PROBLEM TO SOLVE:
Retype the whole listing, please, keeping every line exact and dropping the pictures.

===== DATA RECORDS =====

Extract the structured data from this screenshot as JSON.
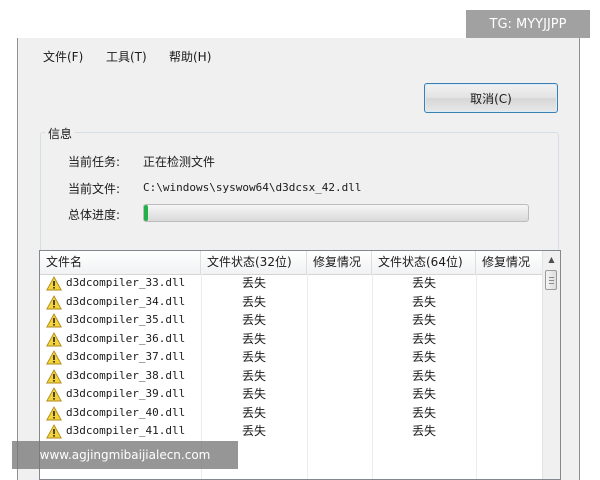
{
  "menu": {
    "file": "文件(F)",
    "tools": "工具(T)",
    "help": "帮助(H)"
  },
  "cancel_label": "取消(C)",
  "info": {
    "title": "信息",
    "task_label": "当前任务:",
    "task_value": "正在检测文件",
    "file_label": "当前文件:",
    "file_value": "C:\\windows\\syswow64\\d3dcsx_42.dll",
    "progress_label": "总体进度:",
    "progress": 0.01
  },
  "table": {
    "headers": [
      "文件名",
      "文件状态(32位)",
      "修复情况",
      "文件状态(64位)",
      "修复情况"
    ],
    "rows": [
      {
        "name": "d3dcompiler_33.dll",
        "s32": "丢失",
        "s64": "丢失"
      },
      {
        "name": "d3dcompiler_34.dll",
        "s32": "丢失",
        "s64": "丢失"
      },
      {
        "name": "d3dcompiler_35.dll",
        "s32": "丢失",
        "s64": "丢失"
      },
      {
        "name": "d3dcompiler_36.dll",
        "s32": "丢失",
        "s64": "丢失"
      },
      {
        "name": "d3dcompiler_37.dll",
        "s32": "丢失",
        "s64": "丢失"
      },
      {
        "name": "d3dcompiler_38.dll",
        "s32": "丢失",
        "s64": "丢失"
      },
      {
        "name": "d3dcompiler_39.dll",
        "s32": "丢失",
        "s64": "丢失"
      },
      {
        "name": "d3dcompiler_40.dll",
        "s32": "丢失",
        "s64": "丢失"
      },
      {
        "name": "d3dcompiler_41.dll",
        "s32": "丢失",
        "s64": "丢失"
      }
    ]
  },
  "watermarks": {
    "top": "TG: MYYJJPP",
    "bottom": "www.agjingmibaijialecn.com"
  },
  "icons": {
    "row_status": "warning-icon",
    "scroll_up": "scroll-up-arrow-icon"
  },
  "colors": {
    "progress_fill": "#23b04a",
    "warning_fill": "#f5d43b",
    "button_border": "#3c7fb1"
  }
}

=====

COMPLETED TASK:
Extract the structured data from this screenshot as JSON.
{
  "menu": {
    "file": "文件(F)",
    "tools": "工具(T)",
    "help": "帮助(H)"
  },
  "cancel_label": "取消(C)",
  "info": {
    "title": "信息",
    "task_label": "当前任务:",
    "task_value": "正在检测文件",
    "file_label": "当前文件:",
    "file_value": "C:\\windows\\syswow64\\d3dcsx_42.dll",
    "progress_label": "总体进度:",
    "progress": 0.01
  },
  "table": {
    "headers": [
      "文件名",
      "文件状态(32位)",
      "修复情况",
      "文件状态(64位)",
      "修复情况"
    ],
    "rows": [
      {
        "name": "d3dcompiler_33.dll",
        "s32": "丢失",
        "s64": "丢失"
      },
      {
        "name": "d3dcompiler_34.dll",
        "s32": "丢失",
        "s64": "丢失"
      },
      {
        "name": "d3dcompiler_35.dll",
        "s32": "丢失",
        "s64": "丢失"
      },
      {
        "name": "d3dcompiler_36.dll",
        "s32": "丢失",
        "s64": "丢失"
      },
      {
        "name": "d3dcompiler_37.dll",
        "s32": "丢失",
        "s64": "丢失"
      },
      {
        "name": "d3dcompiler_38.dll",
        "s32": "丢失",
        "s64": "丢失"
      },
      {
        "name": "d3dcompiler_39.dll",
        "s32": "丢失",
        "s64": "丢失"
      },
      {
        "name": "d3dcompiler_40.dll",
        "s32": "丢失",
        "s64": "丢失"
      },
      {
        "name": "d3dcompiler_41.dll",
        "s32": "丢失",
        "s64": "丢失"
      }
    ]
  },
  "watermarks": {
    "top": "TG: MYYJJPP",
    "bottom": "www.agjingmibaijialecn.com"
  },
  "icons": {
    "row_status": "warning-icon",
    "scroll_up": "scroll-up-arrow-icon"
  },
  "colors": {
    "progress_fill": "#23b04a",
    "warning_fill": "#f5d43b",
    "button_border": "#3c7fb1"
  }
}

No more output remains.